[RECORDED INFORMATION]:

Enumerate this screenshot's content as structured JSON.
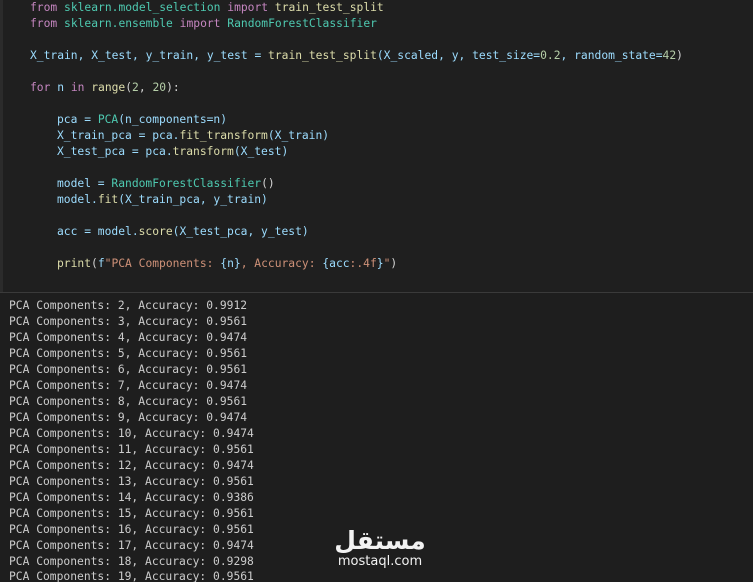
{
  "code": {
    "import1": {
      "kw1": "from",
      "mod": "sklearn.model_selection",
      "kw2": "import",
      "name": "train_test_split"
    },
    "import2": {
      "kw1": "from",
      "mod": "sklearn.ensemble",
      "kw2": "import",
      "name": "RandomForestClassifier"
    },
    "split": {
      "lhs": "X_train, X_test, y_train, y_test = ",
      "fn": "train_test_split",
      "args1": "(X_scaled, y, test_size=",
      "num1": "0.2",
      "args2": ", random_state=",
      "num2": "42",
      "close": ")"
    },
    "loop": {
      "kw1": "for",
      "var": " n ",
      "kw2": "in",
      "fn": " range",
      "open": "(",
      "num1": "2",
      "sep": ", ",
      "num2": "20",
      "close": "):"
    },
    "pca": {
      "lhs": "pca = ",
      "cls": "PCA",
      "args": "(n_components=n)"
    },
    "xtrain_pca": {
      "lhs": "X_train_pca = pca.",
      "fn": "fit_transform",
      "args": "(X_train)"
    },
    "xtest_pca": {
      "lhs": "X_test_pca = pca.",
      "fn": "transform",
      "args": "(X_test)"
    },
    "model": {
      "lhs": "model = ",
      "cls": "RandomForestClassifier",
      "args": "()"
    },
    "fit": {
      "lhs": "model.",
      "fn": "fit",
      "args": "(X_train_pca, y_train)"
    },
    "score": {
      "lhs": "acc = model.",
      "fn": "score",
      "args": "(X_test_pca, y_test)"
    },
    "print": {
      "fn": "print",
      "open": "(",
      "fprefix": "f",
      "s1": "\"PCA Components: ",
      "b1o": "{",
      "v1": "n",
      "b1c": "}",
      "s2": ", Accuracy: ",
      "b2o": "{",
      "v2": "acc",
      "fmt": ":.4f",
      "b2c": "}",
      "s3": "\"",
      "close": ")"
    }
  },
  "output": [
    "PCA Components: 2, Accuracy: 0.9912",
    "PCA Components: 3, Accuracy: 0.9561",
    "PCA Components: 4, Accuracy: 0.9474",
    "PCA Components: 5, Accuracy: 0.9561",
    "PCA Components: 6, Accuracy: 0.9561",
    "PCA Components: 7, Accuracy: 0.9474",
    "PCA Components: 8, Accuracy: 0.9561",
    "PCA Components: 9, Accuracy: 0.9474",
    "PCA Components: 10, Accuracy: 0.9474",
    "PCA Components: 11, Accuracy: 0.9561",
    "PCA Components: 12, Accuracy: 0.9474",
    "PCA Components: 13, Accuracy: 0.9561",
    "PCA Components: 14, Accuracy: 0.9386",
    "PCA Components: 15, Accuracy: 0.9561",
    "PCA Components: 16, Accuracy: 0.9561",
    "PCA Components: 17, Accuracy: 0.9474",
    "PCA Components: 18, Accuracy: 0.9298",
    "PCA Components: 19, Accuracy: 0.9561"
  ],
  "watermark": {
    "arabic": "مستقل",
    "latin": "mostaql.com"
  },
  "colors": {
    "background": "#1e1e1e",
    "keyword": "#c586c0",
    "function": "#dcdcaa",
    "class": "#4ec9b0",
    "variable": "#9cdcfe",
    "number": "#b5cea8",
    "string": "#ce9178"
  }
}
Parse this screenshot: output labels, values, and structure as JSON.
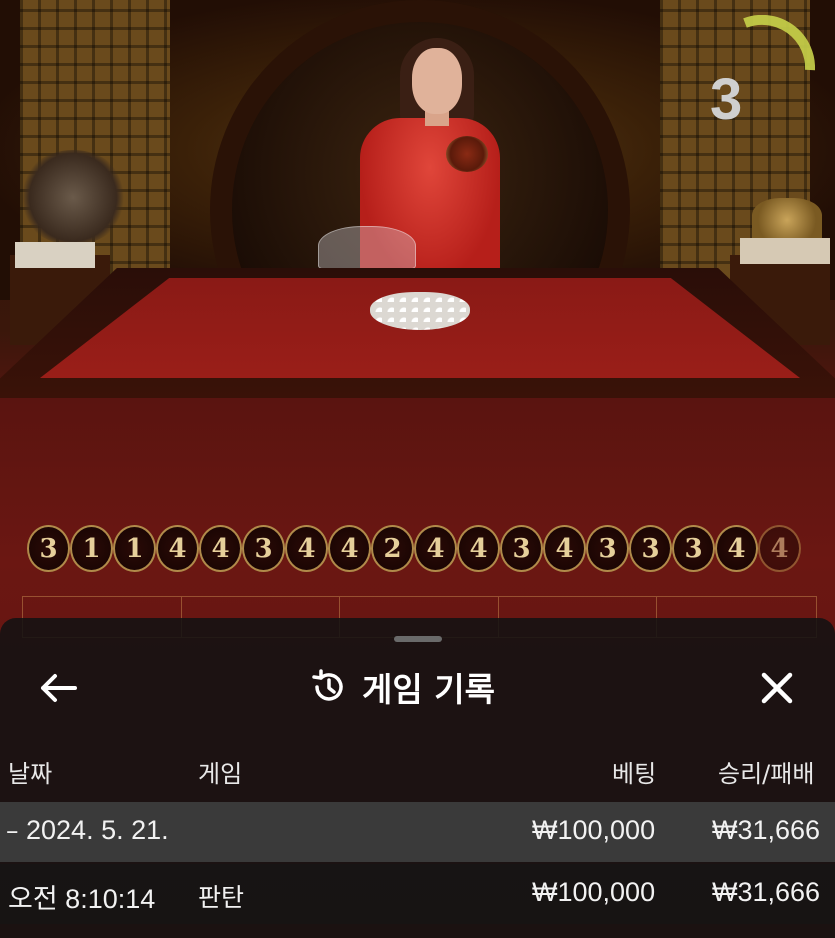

[DIRECTIVE]:
Look through the lines above and collect those with the word "sklearn".

[RESULT FOR THIS EXERCISE]:
      "mod": "sklearn.model_selection",
      "mod": "sklearn.ensemble",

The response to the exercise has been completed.